** Begin Material provided **

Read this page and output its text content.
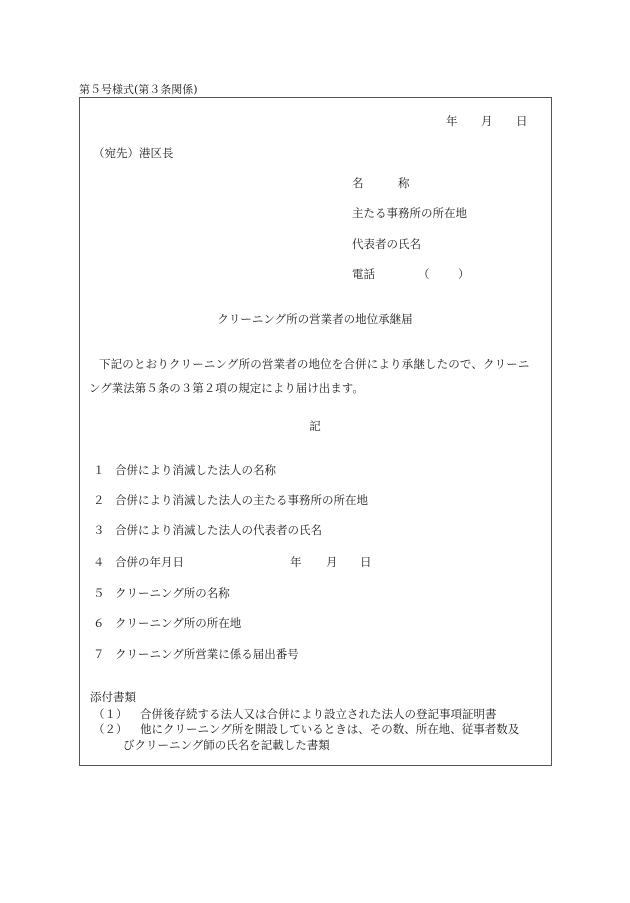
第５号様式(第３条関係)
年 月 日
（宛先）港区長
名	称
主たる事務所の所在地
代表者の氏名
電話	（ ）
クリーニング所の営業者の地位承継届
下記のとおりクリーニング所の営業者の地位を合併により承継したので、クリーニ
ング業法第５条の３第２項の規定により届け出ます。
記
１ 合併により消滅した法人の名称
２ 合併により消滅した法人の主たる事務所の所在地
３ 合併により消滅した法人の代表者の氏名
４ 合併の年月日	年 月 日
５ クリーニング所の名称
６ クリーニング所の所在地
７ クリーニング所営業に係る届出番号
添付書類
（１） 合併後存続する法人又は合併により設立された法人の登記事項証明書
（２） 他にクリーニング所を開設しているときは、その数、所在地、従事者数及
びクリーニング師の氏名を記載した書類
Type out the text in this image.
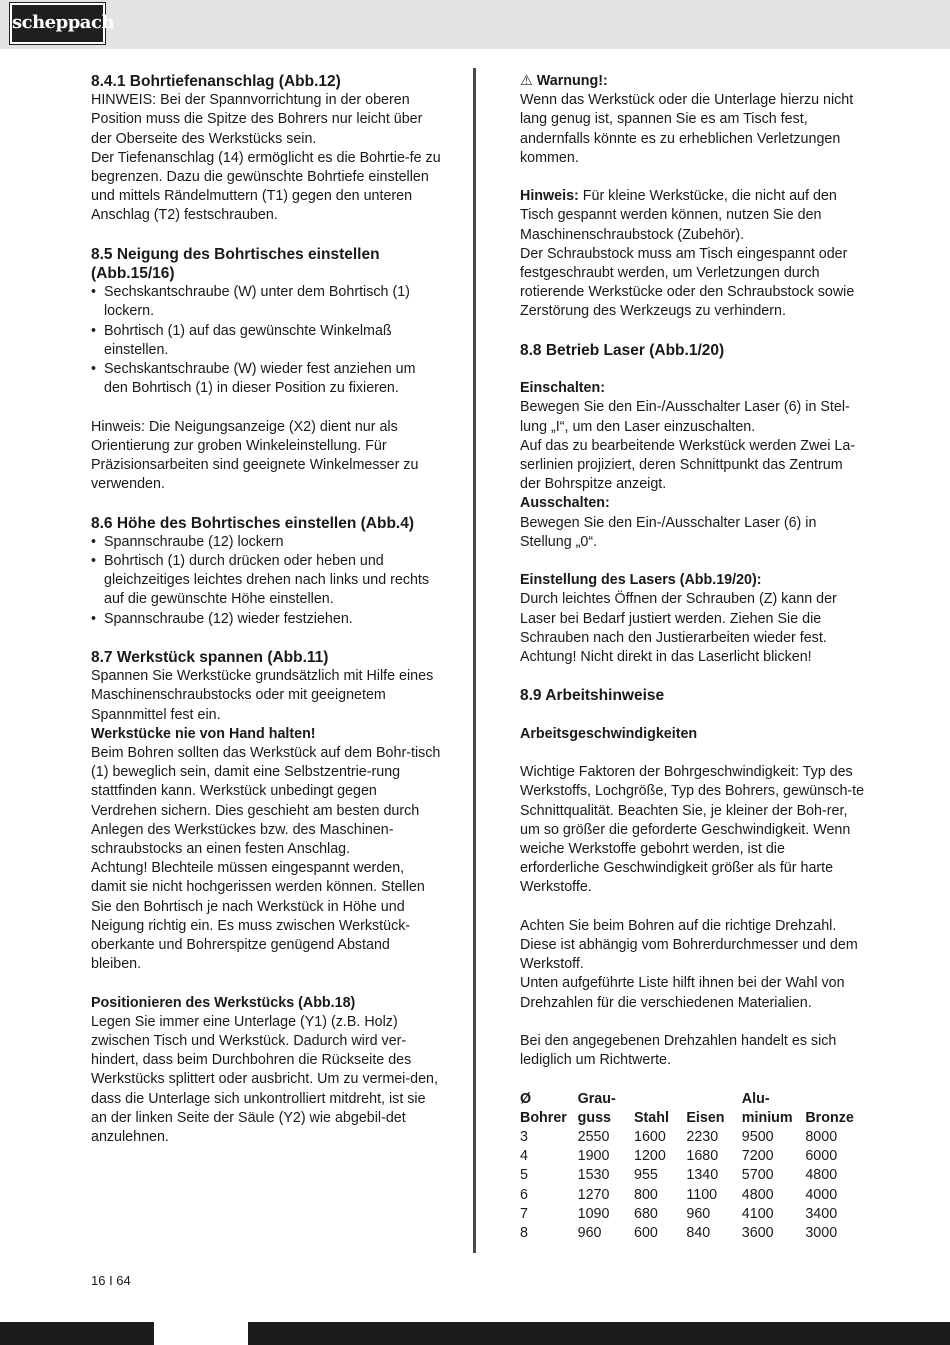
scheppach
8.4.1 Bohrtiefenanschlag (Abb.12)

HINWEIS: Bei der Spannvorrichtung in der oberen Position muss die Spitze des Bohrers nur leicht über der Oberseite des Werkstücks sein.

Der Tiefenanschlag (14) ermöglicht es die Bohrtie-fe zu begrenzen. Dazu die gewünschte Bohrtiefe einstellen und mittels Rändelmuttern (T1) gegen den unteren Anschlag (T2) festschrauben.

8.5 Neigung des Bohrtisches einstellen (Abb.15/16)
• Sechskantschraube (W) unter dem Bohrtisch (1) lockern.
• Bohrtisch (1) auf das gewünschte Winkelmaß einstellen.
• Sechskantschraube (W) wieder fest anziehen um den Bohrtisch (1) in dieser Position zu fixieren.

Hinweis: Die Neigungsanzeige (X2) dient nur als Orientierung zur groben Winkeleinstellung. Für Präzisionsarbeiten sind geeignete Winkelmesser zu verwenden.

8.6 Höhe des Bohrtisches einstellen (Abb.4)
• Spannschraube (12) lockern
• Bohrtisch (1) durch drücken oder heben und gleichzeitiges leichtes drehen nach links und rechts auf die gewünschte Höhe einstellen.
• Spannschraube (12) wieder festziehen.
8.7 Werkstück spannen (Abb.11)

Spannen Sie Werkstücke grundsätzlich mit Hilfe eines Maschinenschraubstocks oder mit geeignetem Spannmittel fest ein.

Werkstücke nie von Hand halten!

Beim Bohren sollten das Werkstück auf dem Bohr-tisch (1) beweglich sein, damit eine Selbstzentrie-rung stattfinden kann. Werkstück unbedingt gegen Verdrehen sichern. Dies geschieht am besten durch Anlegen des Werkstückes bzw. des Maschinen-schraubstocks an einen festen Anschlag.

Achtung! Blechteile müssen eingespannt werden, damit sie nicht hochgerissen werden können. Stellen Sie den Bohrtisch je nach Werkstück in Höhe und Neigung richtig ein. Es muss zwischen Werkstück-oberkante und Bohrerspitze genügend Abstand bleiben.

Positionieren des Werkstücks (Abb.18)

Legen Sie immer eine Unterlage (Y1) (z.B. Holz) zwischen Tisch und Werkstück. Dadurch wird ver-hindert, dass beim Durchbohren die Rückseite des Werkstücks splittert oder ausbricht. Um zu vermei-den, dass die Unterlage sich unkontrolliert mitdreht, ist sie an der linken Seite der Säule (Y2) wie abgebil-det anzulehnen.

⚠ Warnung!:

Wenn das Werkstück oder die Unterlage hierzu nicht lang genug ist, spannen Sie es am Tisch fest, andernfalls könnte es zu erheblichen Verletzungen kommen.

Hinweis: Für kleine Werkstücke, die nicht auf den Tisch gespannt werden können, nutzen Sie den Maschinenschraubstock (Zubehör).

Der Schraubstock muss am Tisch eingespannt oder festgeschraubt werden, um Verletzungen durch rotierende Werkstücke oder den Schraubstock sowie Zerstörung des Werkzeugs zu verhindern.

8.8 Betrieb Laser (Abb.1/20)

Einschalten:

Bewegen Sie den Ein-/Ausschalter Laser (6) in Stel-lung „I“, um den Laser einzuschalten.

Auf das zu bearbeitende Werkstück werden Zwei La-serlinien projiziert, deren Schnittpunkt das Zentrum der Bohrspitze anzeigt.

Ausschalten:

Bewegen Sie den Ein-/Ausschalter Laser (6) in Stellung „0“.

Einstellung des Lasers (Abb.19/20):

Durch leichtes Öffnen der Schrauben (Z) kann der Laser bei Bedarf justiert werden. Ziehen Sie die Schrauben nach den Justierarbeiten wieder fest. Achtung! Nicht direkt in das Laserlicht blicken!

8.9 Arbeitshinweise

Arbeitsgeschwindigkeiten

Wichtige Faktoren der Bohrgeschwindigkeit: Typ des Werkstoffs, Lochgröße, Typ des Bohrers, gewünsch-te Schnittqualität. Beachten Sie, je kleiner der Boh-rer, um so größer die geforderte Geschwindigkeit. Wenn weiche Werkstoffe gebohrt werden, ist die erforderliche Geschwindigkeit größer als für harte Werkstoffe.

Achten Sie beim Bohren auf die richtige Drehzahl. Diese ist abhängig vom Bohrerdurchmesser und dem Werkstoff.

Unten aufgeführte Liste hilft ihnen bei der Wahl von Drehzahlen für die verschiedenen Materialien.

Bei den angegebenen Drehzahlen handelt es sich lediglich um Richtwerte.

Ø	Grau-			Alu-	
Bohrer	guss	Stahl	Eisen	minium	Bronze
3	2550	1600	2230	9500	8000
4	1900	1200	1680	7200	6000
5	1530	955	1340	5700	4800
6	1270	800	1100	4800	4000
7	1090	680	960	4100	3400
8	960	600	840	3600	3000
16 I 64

** End Material provided **
** Begin Material provided **

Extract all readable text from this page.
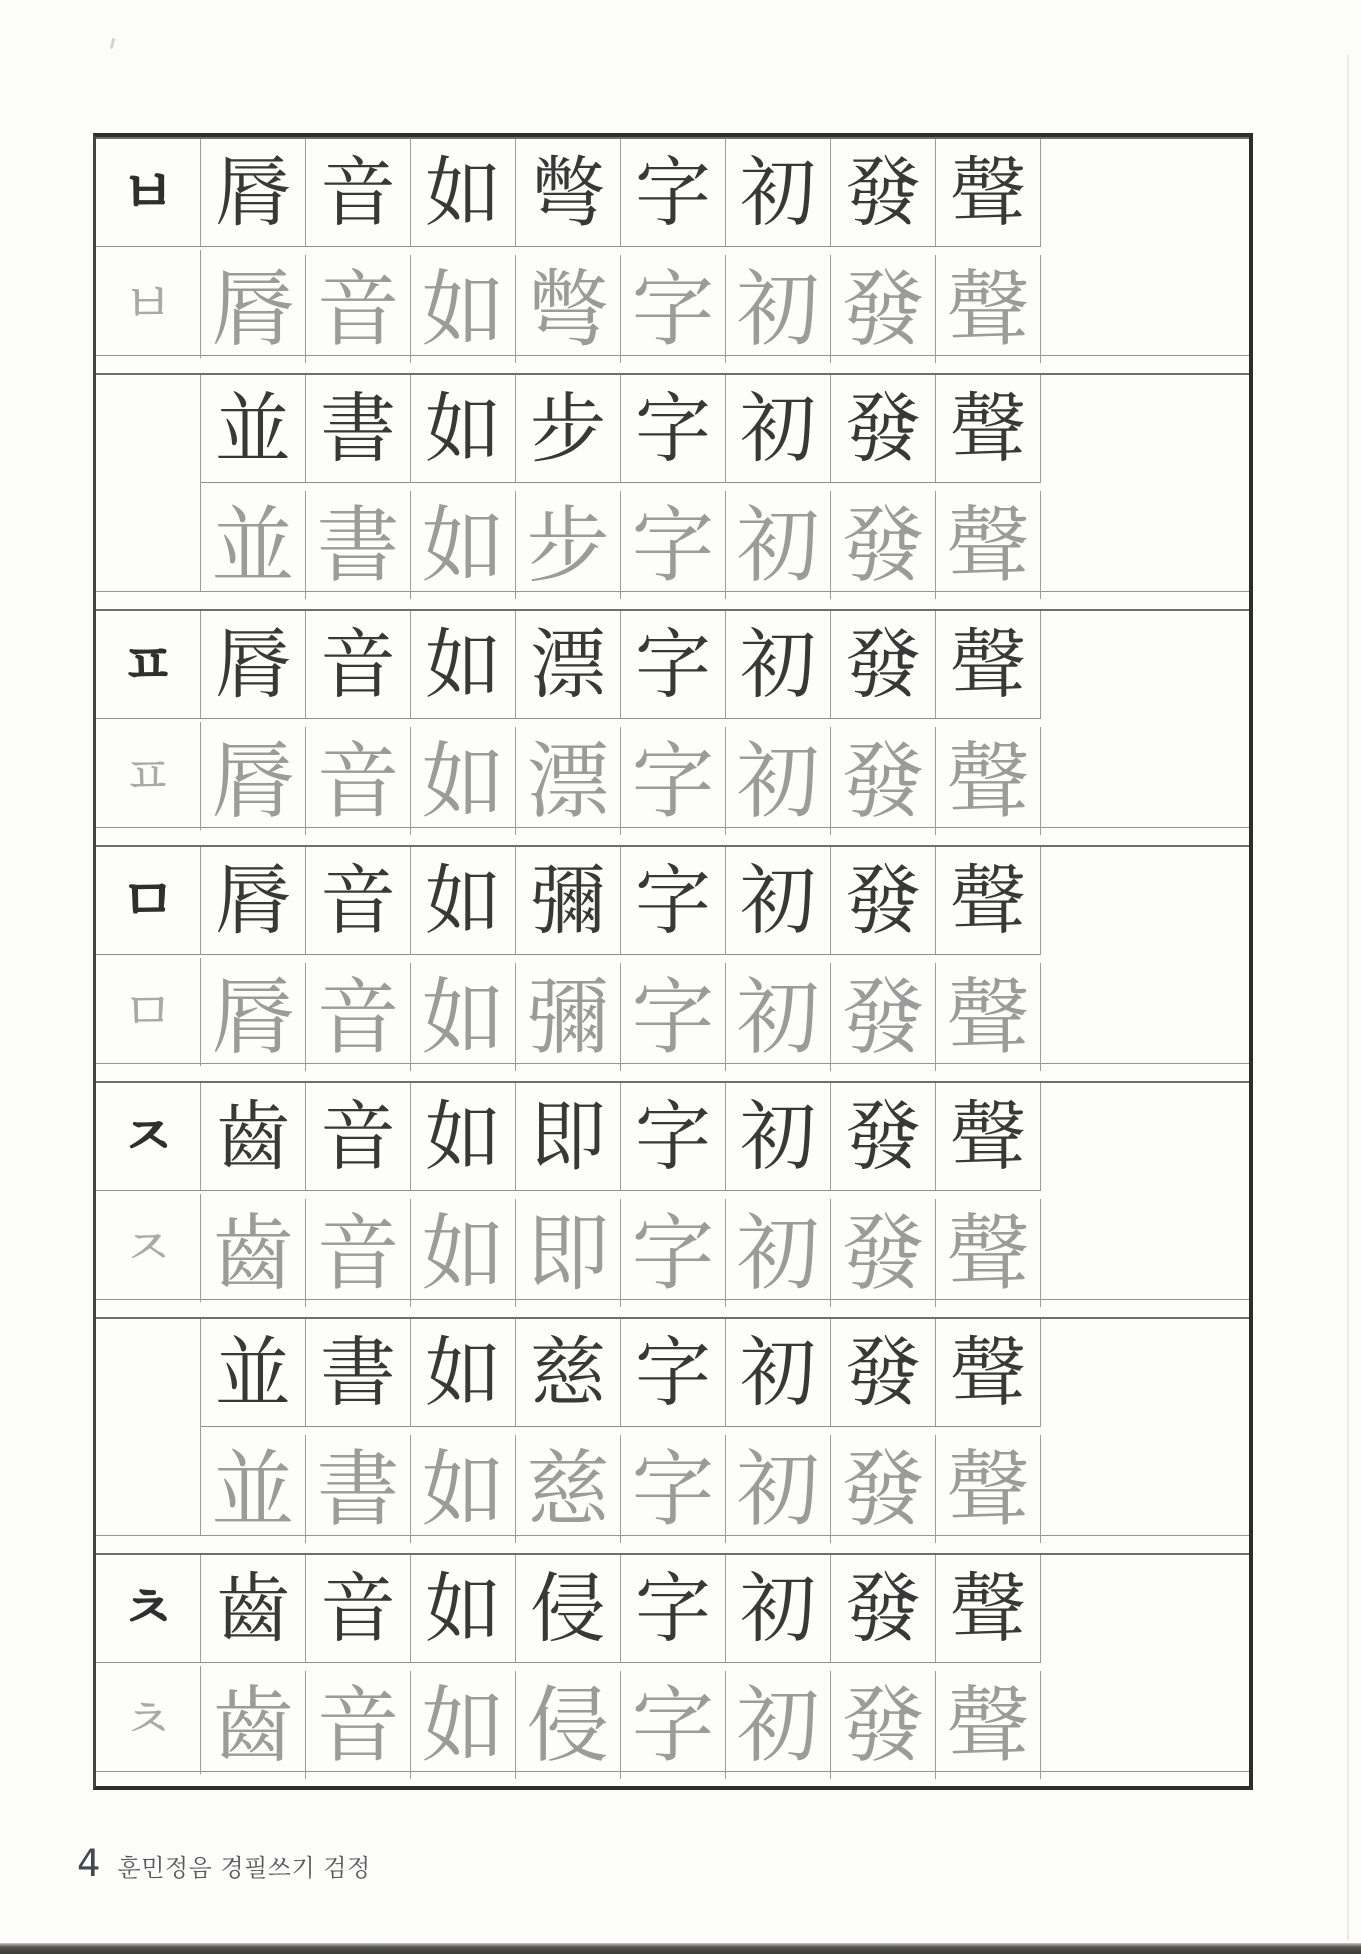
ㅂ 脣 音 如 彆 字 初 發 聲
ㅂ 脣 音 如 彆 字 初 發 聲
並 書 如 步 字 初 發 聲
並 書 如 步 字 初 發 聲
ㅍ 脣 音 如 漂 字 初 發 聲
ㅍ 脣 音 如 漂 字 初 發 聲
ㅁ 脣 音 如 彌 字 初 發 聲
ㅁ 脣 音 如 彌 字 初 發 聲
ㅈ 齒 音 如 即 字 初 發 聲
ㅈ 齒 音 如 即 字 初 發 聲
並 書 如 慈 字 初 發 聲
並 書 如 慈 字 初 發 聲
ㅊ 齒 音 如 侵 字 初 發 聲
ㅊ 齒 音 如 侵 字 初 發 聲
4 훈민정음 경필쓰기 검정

** End Material provided **

◆ Problem to solve: In the data above, count the lines where the word "leichtes" appears; reply with the number only.

◆ Answer to the exercise: 2